- _Problem to solve_:
Could you change every "interactable" in the records below to "editable" and reproduce the records with nothing else altered?

- _Material to process_:

= = = =

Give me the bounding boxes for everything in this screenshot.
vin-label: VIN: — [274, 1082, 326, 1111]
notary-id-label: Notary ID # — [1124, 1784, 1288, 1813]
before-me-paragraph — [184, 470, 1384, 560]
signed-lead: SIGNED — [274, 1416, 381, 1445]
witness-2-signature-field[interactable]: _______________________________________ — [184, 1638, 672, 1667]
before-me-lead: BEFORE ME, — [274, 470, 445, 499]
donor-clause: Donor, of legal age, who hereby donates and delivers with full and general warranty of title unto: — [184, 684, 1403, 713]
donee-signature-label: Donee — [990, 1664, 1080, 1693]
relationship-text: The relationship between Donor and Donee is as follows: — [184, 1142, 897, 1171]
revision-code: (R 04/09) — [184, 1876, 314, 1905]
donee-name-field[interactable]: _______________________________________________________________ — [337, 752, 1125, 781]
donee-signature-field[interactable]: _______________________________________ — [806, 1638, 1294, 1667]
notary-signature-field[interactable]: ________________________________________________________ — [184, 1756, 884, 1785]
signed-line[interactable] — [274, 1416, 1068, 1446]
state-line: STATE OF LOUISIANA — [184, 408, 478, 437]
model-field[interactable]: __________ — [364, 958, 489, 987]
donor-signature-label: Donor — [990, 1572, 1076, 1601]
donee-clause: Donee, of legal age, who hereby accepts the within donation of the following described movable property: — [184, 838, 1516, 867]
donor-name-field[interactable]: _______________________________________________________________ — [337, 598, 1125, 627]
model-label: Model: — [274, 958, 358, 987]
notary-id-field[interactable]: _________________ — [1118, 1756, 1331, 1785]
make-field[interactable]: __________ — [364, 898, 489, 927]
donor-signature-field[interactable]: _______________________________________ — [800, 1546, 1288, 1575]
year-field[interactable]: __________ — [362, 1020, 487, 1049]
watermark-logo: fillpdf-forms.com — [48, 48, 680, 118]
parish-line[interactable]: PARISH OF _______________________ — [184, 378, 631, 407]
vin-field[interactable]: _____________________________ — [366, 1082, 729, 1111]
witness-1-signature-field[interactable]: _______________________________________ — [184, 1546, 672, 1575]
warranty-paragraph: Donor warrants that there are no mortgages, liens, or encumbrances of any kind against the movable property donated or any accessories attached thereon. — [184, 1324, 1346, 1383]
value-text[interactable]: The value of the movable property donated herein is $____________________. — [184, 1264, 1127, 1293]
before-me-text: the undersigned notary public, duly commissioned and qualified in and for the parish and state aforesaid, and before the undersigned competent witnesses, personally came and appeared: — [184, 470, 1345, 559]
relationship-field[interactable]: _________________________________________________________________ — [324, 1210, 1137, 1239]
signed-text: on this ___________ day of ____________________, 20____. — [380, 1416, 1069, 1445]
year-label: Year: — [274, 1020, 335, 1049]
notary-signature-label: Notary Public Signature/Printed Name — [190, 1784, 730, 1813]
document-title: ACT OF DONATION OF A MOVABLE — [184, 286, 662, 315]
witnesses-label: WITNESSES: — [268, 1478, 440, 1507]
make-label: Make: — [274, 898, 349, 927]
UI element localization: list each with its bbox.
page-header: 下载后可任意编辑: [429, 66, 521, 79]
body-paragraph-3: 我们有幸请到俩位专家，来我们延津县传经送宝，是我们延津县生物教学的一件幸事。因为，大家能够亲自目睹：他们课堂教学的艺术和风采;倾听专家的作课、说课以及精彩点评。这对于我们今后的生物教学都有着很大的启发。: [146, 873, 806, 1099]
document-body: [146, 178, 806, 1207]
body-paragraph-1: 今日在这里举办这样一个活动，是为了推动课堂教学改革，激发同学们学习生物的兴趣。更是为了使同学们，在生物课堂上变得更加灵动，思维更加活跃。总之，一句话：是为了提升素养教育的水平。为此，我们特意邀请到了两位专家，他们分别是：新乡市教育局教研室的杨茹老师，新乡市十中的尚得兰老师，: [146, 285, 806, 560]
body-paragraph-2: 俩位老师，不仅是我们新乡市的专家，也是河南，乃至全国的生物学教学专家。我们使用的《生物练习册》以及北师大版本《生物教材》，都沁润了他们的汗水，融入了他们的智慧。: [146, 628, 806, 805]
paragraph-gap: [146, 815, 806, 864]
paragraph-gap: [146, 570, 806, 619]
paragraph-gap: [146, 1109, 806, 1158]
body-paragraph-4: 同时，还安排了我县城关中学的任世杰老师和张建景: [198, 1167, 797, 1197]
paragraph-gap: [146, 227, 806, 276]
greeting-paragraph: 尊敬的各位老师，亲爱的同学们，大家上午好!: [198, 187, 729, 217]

= = = =

- _Output below_:
Give me the bounding boxes for everything in this screenshot.
vin-label: VIN: — [274, 1082, 326, 1111]
notary-id-label: Notary ID # — [1124, 1784, 1288, 1813]
before-me-paragraph — [184, 470, 1384, 560]
signed-lead: SIGNED — [274, 1416, 381, 1445]
witness-2-signature-field[editable]: _______________________________________ — [184, 1638, 672, 1667]
before-me-lead: BEFORE ME, — [274, 470, 445, 499]
donor-clause: Donor, of legal age, who hereby donates and delivers with full and general warranty of title unto: — [184, 684, 1403, 713]
donee-signature-label: Donee — [990, 1664, 1080, 1693]
relationship-text: The relationship between Donor and Donee is as follows: — [184, 1142, 897, 1171]
revision-code: (R 04/09) — [184, 1876, 314, 1905]
donee-name-field[editable]: _______________________________________________________________ — [337, 752, 1125, 781]
donee-signature-field[editable]: _______________________________________ — [806, 1638, 1294, 1667]
notary-signature-field[editable]: ________________________________________________________ — [184, 1756, 884, 1785]
signed-line[editable] — [274, 1416, 1068, 1446]
state-line: STATE OF LOUISIANA — [184, 408, 478, 437]
model-field[editable]: __________ — [364, 958, 489, 987]
donor-signature-label: Donor — [990, 1572, 1076, 1601]
donee-clause: Donee, of legal age, who hereby accepts the within donation of the following described movable property: — [184, 838, 1516, 867]
donor-name-field[editable]: _______________________________________________________________ — [337, 598, 1125, 627]
model-label: Model: — [274, 958, 358, 987]
notary-id-field[editable]: _________________ — [1118, 1756, 1331, 1785]
make-field[editable]: __________ — [364, 898, 489, 927]
donor-signature-field[editable]: _______________________________________ — [800, 1546, 1288, 1575]
year-field[editable]: __________ — [362, 1020, 487, 1049]
watermark-logo: fillpdf-forms.com — [48, 48, 680, 118]
parish-line[editable]: PARISH OF _______________________ — [184, 378, 631, 407]
vin-field[editable]: _____________________________ — [366, 1082, 729, 1111]
witness-1-signature-field[editable]: _______________________________________ — [184, 1546, 672, 1575]
warranty-paragraph: Donor warrants that there are no mortgages, liens, or encumbrances of any kind against the movable property donated or any accessories attached thereon. — [184, 1324, 1346, 1383]
value-text[editable]: The value of the movable property donated herein is $____________________. — [184, 1264, 1127, 1293]
before-me-text: the undersigned notary public, duly commissioned and qualified in and for the parish and state aforesaid, and before the undersigned competent witnesses, personally came and appeared: — [184, 470, 1345, 559]
relationship-field[editable]: _________________________________________________________________ — [324, 1210, 1137, 1239]
signed-text: on this ___________ day of ____________________, 20____. — [380, 1416, 1069, 1445]
year-label: Year: — [274, 1020, 335, 1049]
notary-signature-label: Notary Public Signature/Printed Name — [190, 1784, 730, 1813]
document-title: ACT OF DONATION OF A MOVABLE — [184, 286, 662, 315]
witnesses-label: WITNESSES: — [268, 1478, 440, 1507]
make-label: Make: — [274, 898, 349, 927]
UI element localization: list each with its bbox.
page-header: 下载后可任意编辑: [429, 66, 521, 79]
body-paragraph-3: 我们有幸请到俩位专家，来我们延津县传经送宝，是我们延津县生物教学的一件幸事。因为，大家能够亲自目睹：他们课堂教学的艺术和风采;倾听专家的作课、说课以及精彩点评。这对于我们今后的生物教学都有着很大的启发。: [146, 873, 806, 1099]
document-body: [146, 178, 806, 1207]
body-paragraph-1: 今日在这里举办这样一个活动，是为了推动课堂教学改革，激发同学们学习生物的兴趣。更是为了使同学们，在生物课堂上变得更加灵动，思维更加活跃。总之，一句话：是为了提升素养教育的水平。为此，我们特意邀请到了两位专家，他们分别是：新乡市教育局教研室的杨茹老师，新乡市十中的尚得兰老师，: [146, 285, 806, 560]
body-paragraph-2: 俩位老师，不仅是我们新乡市的专家，也是河南，乃至全国的生物学教学专家。我们使用的《生物练习册》以及北师大版本《生物教材》，都沁润了他们的汗水，融入了他们的智慧。: [146, 628, 806, 805]
paragraph-gap: [146, 815, 806, 864]
paragraph-gap: [146, 570, 806, 619]
paragraph-gap: [146, 1109, 806, 1158]
body-paragraph-4: 同时，还安排了我县城关中学的任世杰老师和张建景: [198, 1167, 797, 1197]
paragraph-gap: [146, 227, 806, 276]
greeting-paragraph: 尊敬的各位老师，亲爱的同学们，大家上午好!: [198, 187, 729, 217]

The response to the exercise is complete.